A block of data:
________________

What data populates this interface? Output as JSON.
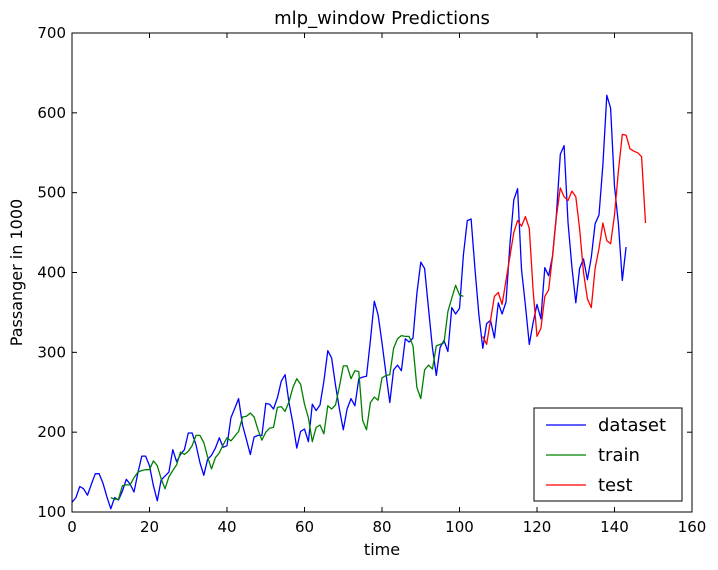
{
  "chart_data": {
    "type": "line",
    "title": "mlp_window Predictions",
    "xlabel": "time",
    "ylabel": "Passanger in 1000",
    "xlim": [
      0,
      160
    ],
    "ylim": [
      100,
      700
    ],
    "xticks": [
      0,
      20,
      40,
      60,
      80,
      100,
      120,
      140,
      160
    ],
    "yticks": [
      100,
      200,
      300,
      400,
      500,
      600,
      700
    ],
    "grid": false,
    "legend_position": "lower-right",
    "series": [
      {
        "name": "dataset",
        "color": "#0000ff",
        "x_start": 0,
        "values": [
          112,
          118,
          132,
          129,
          121,
          135,
          148,
          148,
          136,
          119,
          104,
          118,
          115,
          126,
          141,
          135,
          125,
          149,
          170,
          170,
          158,
          133,
          114,
          140,
          145,
          150,
          178,
          163,
          172,
          178,
          199,
          199,
          184,
          162,
          146,
          166,
          171,
          180,
          193,
          181,
          183,
          218,
          230,
          242,
          209,
          191,
          172,
          194,
          196,
          196,
          236,
          235,
          229,
          243,
          264,
          272,
          237,
          211,
          180,
          201,
          204,
          188,
          235,
          227,
          234,
          264,
          302,
          293,
          259,
          229,
          203,
          229,
          242,
          233,
          267,
          269,
          270,
          315,
          364,
          347,
          312,
          274,
          237,
          278,
          284,
          277,
          317,
          313,
          318,
          374,
          413,
          405,
          355,
          306,
          271,
          306,
          315,
          301,
          356,
          348,
          355,
          422,
          465,
          467,
          404,
          347,
          305,
          336,
          340,
          318,
          362,
          348,
          363,
          435,
          491,
          505,
          404,
          359,
          310,
          337,
          360,
          342,
          406,
          396,
          420,
          472,
          548,
          559,
          463,
          407,
          362,
          405,
          417,
          391,
          419,
          461,
          472,
          535,
          622,
          606,
          508,
          461,
          390,
          432
        ]
      },
      {
        "name": "train",
        "color": "#008000",
        "x_start": 10,
        "values": [
          118,
          116,
          116,
          133,
          134,
          134,
          143,
          150,
          152,
          153,
          153,
          164,
          158,
          142,
          129,
          144,
          152,
          159,
          175,
          172,
          176,
          183,
          196,
          196,
          187,
          169,
          154,
          168,
          174,
          184,
          193,
          189,
          195,
          201,
          219,
          220,
          224,
          219,
          203,
          190,
          200,
          205,
          206,
          231,
          232,
          226,
          238,
          256,
          267,
          260,
          235,
          218,
          188,
          206,
          209,
          198,
          233,
          229,
          234,
          257,
          283,
          283,
          267,
          277,
          276,
          215,
          203,
          237,
          244,
          240,
          268,
          271,
          272,
          305,
          317,
          321,
          320,
          320,
          308,
          256,
          242,
          278,
          284,
          279,
          308,
          310,
          312,
          351,
          368,
          384,
          372,
          370
        ]
      },
      {
        "name": "test",
        "color": "#ff0000",
        "x_start": 106,
        "values": [
          320,
          310,
          340,
          370,
          375,
          360,
          390,
          420,
          450,
          465,
          458,
          470,
          455,
          378,
          320,
          330,
          370,
          378,
          420,
          470,
          506,
          495,
          490,
          502,
          495,
          455,
          400,
          367,
          356,
          405,
          430,
          462,
          440,
          436,
          472,
          527,
          573,
          572,
          555,
          552,
          550,
          545,
          462
        ]
      }
    ]
  }
}
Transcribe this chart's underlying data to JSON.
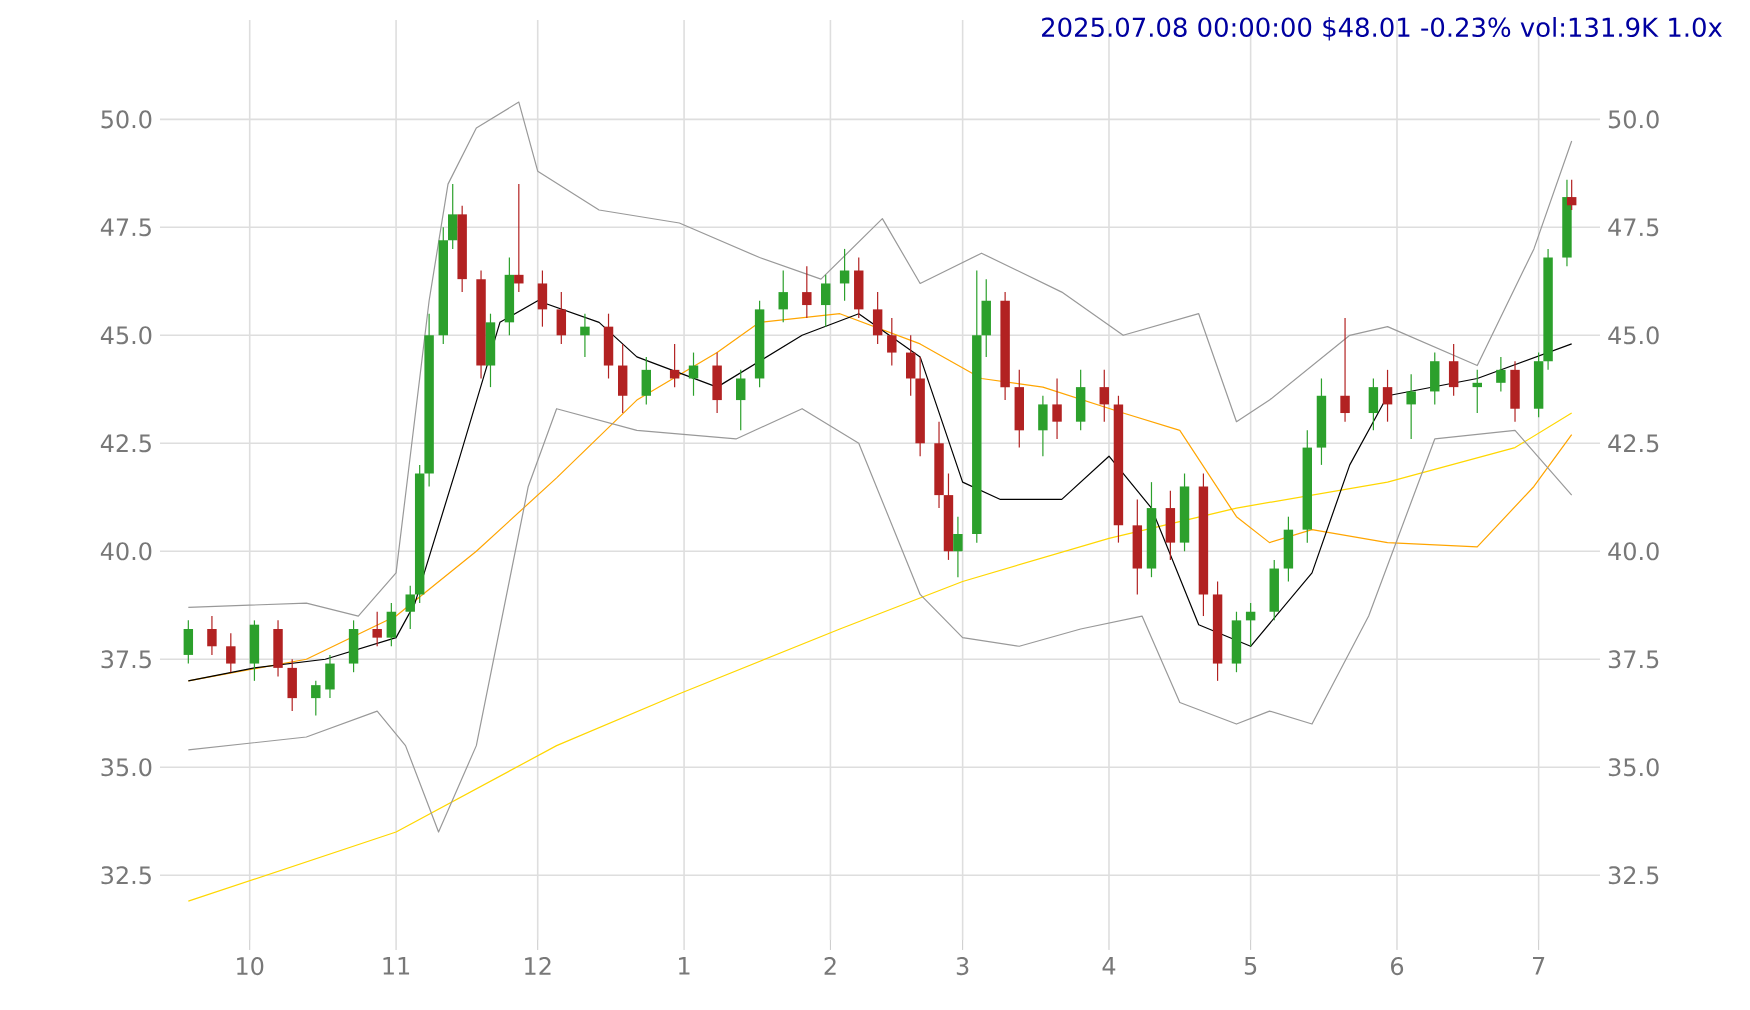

________________

Direction: Within the listing above, find every line containing the string "this" and return it.

The response:
What data populates this interface? Output as JSON.
Transcribe this chart's underlying data to JSON.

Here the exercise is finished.